=== DATASET ===

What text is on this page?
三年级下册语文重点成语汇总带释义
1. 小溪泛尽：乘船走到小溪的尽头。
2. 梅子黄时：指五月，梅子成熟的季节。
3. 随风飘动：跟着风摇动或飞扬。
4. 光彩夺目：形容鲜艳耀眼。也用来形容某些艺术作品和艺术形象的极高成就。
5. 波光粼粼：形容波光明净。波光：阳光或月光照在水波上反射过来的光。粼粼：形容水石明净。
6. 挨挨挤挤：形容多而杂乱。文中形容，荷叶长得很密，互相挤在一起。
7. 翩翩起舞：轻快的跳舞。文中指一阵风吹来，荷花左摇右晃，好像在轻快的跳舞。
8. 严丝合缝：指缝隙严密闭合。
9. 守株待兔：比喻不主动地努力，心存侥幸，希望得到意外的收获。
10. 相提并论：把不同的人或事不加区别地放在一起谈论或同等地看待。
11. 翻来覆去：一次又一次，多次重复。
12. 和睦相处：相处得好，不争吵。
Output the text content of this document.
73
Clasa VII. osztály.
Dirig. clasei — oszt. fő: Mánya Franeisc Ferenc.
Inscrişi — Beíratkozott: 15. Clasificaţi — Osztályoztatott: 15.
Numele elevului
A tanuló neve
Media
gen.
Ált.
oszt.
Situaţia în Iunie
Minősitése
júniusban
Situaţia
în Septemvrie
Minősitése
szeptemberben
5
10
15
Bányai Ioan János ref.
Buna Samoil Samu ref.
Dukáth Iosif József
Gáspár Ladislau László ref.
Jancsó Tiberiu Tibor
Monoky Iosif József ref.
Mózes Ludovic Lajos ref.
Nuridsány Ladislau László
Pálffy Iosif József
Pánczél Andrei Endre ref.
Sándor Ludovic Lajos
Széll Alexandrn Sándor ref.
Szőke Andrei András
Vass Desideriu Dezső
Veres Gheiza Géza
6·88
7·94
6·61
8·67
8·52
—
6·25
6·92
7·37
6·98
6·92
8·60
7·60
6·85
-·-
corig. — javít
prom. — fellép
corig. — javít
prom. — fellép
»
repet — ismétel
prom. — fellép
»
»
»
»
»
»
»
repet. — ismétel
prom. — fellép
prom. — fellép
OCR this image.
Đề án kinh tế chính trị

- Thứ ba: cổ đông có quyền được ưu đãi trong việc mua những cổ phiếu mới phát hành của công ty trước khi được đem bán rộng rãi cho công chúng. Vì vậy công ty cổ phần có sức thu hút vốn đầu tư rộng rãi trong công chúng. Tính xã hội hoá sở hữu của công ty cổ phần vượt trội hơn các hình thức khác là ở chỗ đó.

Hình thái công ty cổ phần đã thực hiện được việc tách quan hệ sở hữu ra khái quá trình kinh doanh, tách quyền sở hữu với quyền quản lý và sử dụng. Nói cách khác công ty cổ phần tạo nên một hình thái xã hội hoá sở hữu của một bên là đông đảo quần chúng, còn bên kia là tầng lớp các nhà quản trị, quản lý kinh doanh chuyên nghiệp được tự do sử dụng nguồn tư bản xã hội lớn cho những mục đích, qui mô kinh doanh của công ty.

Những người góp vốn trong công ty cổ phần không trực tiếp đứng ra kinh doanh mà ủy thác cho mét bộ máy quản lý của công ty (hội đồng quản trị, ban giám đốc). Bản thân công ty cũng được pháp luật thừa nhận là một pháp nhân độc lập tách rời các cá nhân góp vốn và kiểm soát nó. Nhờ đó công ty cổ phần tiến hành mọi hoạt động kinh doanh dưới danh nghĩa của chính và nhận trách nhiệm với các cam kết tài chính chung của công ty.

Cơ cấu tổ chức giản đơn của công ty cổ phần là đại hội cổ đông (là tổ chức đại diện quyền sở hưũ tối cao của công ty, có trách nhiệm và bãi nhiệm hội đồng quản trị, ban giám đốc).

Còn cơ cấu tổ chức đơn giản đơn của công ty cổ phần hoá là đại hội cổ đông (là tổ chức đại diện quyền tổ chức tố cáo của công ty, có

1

===

▶ TASK INSTRUCTIONS
Repeat every entry exactly, please.

▶ EXERCISE ANSWER
What text is on this page?
三年级下册语文重点成语汇总带释义
1. 小溪泛尽：乘船走到小溪的尽头。
2. 梅子黄时：指五月，梅子成熟的季节。
3. 随风飘动：跟着风摇动或飞扬。
4. 光彩夺目：形容鲜艳耀眼。也用来形容某些艺术作品和艺术形象的极高成就。
5. 波光粼粼：形容波光明净。波光：阳光或月光照在水波上反射过来的光。粼粼：形容水石明净。
6. 挨挨挤挤：形容多而杂乱。文中形容，荷叶长得很密，互相挤在一起。
7. 翩翩起舞：轻快的跳舞。文中指一阵风吹来，荷花左摇右晃，好像在轻快的跳舞。
8. 严丝合缝：指缝隙严密闭合。
9. 守株待兔：比喻不主动地努力，心存侥幸，希望得到意外的收获。
10. 相提并论：把不同的人或事不加区别地放在一起谈论或同等地看待。
11. 翻来覆去：一次又一次，多次重复。
12. 和睦相处：相处得好，不争吵。
Output the text content of this document.
73
Clasa VII. osztály.
Dirig. clasei — oszt. fő: Mánya Franeisc Ferenc.
Inscrişi — Beíratkozott: 15. Clasificaţi — Osztályoztatott: 15.
Numele elevului
A tanuló neve
Media
gen.
Ált.
oszt.
Situaţia în Iunie
Minősitése
júniusban
Situaţia
în Septemvrie
Minősitése
szeptemberben
5
10
15
Bányai Ioan János ref.
Buna Samoil Samu ref.
Dukáth Iosif József
Gáspár Ladislau László ref.
Jancsó Tiberiu Tibor
Monoky Iosif József ref.
Mózes Ludovic Lajos ref.
Nuridsány Ladislau László
Pálffy Iosif József
Pánczél Andrei Endre ref.
Sándor Ludovic Lajos
Széll Alexandrn Sándor ref.
Szőke Andrei András
Vass Desideriu Dezső
Veres Gheiza Géza
6·88
7·94
6·61
8·67
8·52
—
6·25
6·92
7·37
6·98
6·92
8·60
7·60
6·85
-·-
corig. — javít
prom. — fellép
corig. — javít
prom. — fellép
»
repet — ismétel
prom. — fellép
»
»
»
»
»
»
»
repet. — ismétel
prom. — fellép
prom. — fellép
OCR this image.
Đề án kinh tế chính trị

- Thứ ba: cổ đông có quyền được ưu đãi trong việc mua những cổ phiếu mới phát hành của công ty trước khi được đem bán rộng rãi cho công chúng. Vì vậy công ty cổ phần có sức thu hút vốn đầu tư rộng rãi trong công chúng. Tính xã hội hoá sở hữu của công ty cổ phần vượt trội hơn các hình thức khác là ở chỗ đó.

Hình thái công ty cổ phần đã thực hiện được việc tách quan hệ sở hữu ra khái quá trình kinh doanh, tách quyền sở hữu với quyền quản lý và sử dụng. Nói cách khác công ty cổ phần tạo nên một hình thái xã hội hoá sở hữu của một bên là đông đảo quần chúng, còn bên kia là tầng lớp các nhà quản trị, quản lý kinh doanh chuyên nghiệp được tự do sử dụng nguồn tư bản xã hội lớn cho những mục đích, qui mô kinh doanh của công ty.

Những người góp vốn trong công ty cổ phần không trực tiếp đứng ra kinh doanh mà ủy thác cho mét bộ máy quản lý của công ty (hội đồng quản trị, ban giám đốc). Bản thân công ty cũng được pháp luật thừa nhận là một pháp nhân độc lập tách rời các cá nhân góp vốn và kiểm soát nó. Nhờ đó công ty cổ phần tiến hành mọi hoạt động kinh doanh dưới danh nghĩa của chính và nhận trách nhiệm với các cam kết tài chính chung của công ty.

Cơ cấu tổ chức giản đơn của công ty cổ phần là đại hội cổ đông (là tổ chức đại diện quyền sở hưũ tối cao của công ty, có trách nhiệm và bãi nhiệm hội đồng quản trị, ban giám đốc).

Còn cơ cấu tổ chức đơn giản đơn của công ty cổ phần hoá là đại hội cổ đông (là tổ chức đại diện quyền tổ chức tố cáo của công ty, có

1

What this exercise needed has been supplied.